• Texte présenté
☆ ☆ ☆ ☆ ☆
17Ce parasol ambigu ne tarde pas, au demeurant, à redevenir le parapluie louis-philippard dont il n’est, comme on pouvait le pressentir, qu’un avatar (ill. 330 et 331). En tant que tel, il évoque inévitablement son premier propriétaire dans l’histoire de la caricature, et avec lui l’orléanisme, autrement dit le libéralisme à l’anglaise. Il n’est donc pas interdit de se demander si cet objet emblématique décidément riche de sens ne ferait pas aussi allusion au soutien que l’Angleterre apporte alors au Maroc afin de maintenir en Méditerranée, depuis sa possession de Gibraltar, un équilibre favorable à son commerce : ce riflard auquel s’aggrippe le sultan a vraisemblablement empêché la prise définitive de Tanger.
Un duel de masques à la manière de Callot
18Le véritable terrain d’exercice de ces signes, pour tout dire, ce n’est cependant pas l’Afrique du Nord, mais bien la scène politique française. L’expédition africaine sert d’alibi à Daumier pour combattre, dans l’imaginaire et simultanément, les deux idéologies concurrentes et néanmoins complices que sont l’orléanisme et le bonapartisme.
19Le phénomène de projection est en particulier lisible dans une très remarquable caricature du 18 novembre 1859, qui prétend transposer le conflit avec le Maroc en un duel fictif (ill. 332). Face à un sultan qui remplit bien ses larges vêtements et qui brandit son parasol-parapluie comme une arme redoutable, se tient un filiforme chevalier en armure – le Cid lui-même, dont Daumier, la veille, a montré le triomphal départ en croisade (ill. 333). Mais le sultan n’est pas que le sultan, et le Cid n’est pas que le Cid.
☆ ☆ ☆ ☆ ☆
• Exercices
**1)** Recopiez intégralement le texte sur les caricatures de Daumier.
**2)** Dans les entrées, remplacez « screenshot » par « capture » sur les lignes qui vont du début des entrées jusqu'à la ligne contenant « table-row: 57 Vouchers » incluse, en gardant tout le reste tel quel. Donnez seulement ces lignes.

• Données
☆ ☆ ☆ ☆ ☆
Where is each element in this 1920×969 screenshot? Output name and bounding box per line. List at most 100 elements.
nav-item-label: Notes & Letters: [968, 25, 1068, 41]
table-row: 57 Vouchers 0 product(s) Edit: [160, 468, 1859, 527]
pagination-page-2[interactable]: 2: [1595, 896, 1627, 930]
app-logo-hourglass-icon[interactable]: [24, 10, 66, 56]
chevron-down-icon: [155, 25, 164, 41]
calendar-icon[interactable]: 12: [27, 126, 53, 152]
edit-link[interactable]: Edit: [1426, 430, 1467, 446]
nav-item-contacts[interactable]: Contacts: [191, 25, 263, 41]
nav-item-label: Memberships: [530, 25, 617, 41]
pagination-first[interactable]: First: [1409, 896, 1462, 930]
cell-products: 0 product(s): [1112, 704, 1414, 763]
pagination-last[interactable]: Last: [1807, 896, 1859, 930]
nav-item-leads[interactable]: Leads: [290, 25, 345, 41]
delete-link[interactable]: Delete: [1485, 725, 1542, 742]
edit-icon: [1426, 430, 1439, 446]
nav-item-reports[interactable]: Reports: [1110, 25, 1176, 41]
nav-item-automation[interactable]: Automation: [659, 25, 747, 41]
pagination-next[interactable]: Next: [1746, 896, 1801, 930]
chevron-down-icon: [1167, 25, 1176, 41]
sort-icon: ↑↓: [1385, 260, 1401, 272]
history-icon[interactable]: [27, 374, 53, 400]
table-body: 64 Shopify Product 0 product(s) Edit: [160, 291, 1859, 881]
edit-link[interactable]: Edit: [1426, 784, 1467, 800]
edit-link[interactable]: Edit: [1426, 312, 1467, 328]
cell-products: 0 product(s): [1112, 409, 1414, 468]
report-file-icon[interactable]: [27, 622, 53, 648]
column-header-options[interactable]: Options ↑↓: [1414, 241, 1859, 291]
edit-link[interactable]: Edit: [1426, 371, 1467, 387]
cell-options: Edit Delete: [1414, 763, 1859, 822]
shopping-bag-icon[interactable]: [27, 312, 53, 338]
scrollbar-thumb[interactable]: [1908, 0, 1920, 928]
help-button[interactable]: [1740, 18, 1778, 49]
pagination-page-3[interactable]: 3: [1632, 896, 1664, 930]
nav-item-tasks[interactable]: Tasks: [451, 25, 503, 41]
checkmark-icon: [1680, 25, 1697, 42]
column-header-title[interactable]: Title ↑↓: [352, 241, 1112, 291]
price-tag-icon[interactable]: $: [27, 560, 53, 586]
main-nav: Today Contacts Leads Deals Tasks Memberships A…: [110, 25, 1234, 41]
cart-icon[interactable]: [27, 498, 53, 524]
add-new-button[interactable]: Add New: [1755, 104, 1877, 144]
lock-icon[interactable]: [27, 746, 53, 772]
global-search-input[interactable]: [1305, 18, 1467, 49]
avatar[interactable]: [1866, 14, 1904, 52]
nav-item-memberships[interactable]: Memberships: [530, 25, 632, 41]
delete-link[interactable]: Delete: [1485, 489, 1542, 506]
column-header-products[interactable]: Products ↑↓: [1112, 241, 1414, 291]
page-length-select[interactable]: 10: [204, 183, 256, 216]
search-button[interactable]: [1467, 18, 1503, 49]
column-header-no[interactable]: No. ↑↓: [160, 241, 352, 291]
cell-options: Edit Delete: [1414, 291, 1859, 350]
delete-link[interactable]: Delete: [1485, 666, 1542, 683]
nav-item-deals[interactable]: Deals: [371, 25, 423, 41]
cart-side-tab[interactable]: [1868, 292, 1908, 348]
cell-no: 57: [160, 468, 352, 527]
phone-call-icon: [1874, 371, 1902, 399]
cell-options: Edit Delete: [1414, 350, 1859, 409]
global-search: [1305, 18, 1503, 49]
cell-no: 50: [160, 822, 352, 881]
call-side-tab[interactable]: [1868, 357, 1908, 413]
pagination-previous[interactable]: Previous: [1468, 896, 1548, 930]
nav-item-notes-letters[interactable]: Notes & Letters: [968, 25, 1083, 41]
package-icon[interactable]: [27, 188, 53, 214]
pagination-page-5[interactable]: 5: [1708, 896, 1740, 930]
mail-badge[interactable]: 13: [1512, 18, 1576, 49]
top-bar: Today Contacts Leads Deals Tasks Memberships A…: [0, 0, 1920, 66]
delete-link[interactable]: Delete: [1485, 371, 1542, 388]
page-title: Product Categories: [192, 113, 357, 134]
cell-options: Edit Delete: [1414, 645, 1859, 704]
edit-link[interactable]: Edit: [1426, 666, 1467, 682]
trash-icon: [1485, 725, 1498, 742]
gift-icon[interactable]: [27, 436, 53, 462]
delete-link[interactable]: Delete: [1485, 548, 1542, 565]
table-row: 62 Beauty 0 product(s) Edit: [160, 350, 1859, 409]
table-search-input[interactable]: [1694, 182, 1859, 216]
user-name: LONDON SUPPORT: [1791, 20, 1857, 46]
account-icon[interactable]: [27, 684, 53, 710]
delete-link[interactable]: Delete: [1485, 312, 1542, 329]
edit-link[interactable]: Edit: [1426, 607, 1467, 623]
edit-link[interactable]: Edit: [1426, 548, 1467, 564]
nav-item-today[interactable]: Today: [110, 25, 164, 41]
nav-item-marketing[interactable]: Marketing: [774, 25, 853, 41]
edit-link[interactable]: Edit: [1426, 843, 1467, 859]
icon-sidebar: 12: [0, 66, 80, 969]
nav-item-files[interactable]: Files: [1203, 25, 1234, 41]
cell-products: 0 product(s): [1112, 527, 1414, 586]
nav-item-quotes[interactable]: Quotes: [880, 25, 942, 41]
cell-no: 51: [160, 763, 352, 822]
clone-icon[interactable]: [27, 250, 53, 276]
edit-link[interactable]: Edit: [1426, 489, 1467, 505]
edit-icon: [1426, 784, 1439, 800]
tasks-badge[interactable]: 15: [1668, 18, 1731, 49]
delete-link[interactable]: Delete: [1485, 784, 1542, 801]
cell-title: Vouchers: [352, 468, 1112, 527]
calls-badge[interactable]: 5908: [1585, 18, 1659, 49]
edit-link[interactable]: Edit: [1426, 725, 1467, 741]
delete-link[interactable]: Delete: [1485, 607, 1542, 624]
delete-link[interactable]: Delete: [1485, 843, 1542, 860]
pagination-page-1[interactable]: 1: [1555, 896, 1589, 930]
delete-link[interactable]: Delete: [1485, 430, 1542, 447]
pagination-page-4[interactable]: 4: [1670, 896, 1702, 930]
☆ ☆ ☆ ☆ ☆
• Corrigés
**1)**
17Ce parasol ambigu ne tarde pas, au demeurant, à redevenir le parapluie louis-philippard dont il n’est, comme on pouvait le pressentir, qu’un avatar (ill. 330 et 331). En tant que tel, il évoque inévitablement son premier propriétaire dans l’histoire de la caricature, et avec lui l’orléanisme, autrement dit le libéralisme à l’anglaise. Il n’est donc pas interdit de se demander si cet objet emblématique décidément riche de sens ne ferait pas aussi allusion au soutien que l’Angleterre apporte alors au Maroc afin de maintenir en Méditerranée, depuis sa possession de Gibraltar, un équilibre favorable à son commerce : ce riflard auquel s’aggrippe le sultan a vraisemblablement empêché la prise définitive de Tanger.
Un duel de masques à la manière de Callot
18Le véritable terrain d’exercice de ces signes, pour tout dire, ce n’est cependant pas l’Afrique du Nord, mais bien la scène politique française. L’expédition africaine sert d’alibi à Daumier pour combattre, dans l’imaginaire et simultanément, les deux idéologies concurrentes et néanmoins complices que sont l’orléanisme et le bonapartisme.
19Le phénomène de projection est en particulier lisible dans une très remarquable caricature du 18 novembre 1859, qui prétend transposer le conflit avec le Maroc en un duel fictif (ill. 332). Face à un sultan qui remplit bien ses larges vêtements et qui brandit son parasol-parapluie comme une arme redoutable, se tient un filiforme chevalier en armure – le Cid lui-même, dont Daumier, la veille, a montré le triomphal départ en croisade (ill. 333). Mais le sultan n’est pas que le sultan, et le Cid n’est pas que le Cid.

**2)**
Where is each element in this 1920×969 capture? Output name and bounding box per line. List at most 100 elements.
nav-item-label: Notes & Letters: [968, 25, 1068, 41]
table-row: 57 Vouchers 0 product(s) Edit: [160, 468, 1859, 527]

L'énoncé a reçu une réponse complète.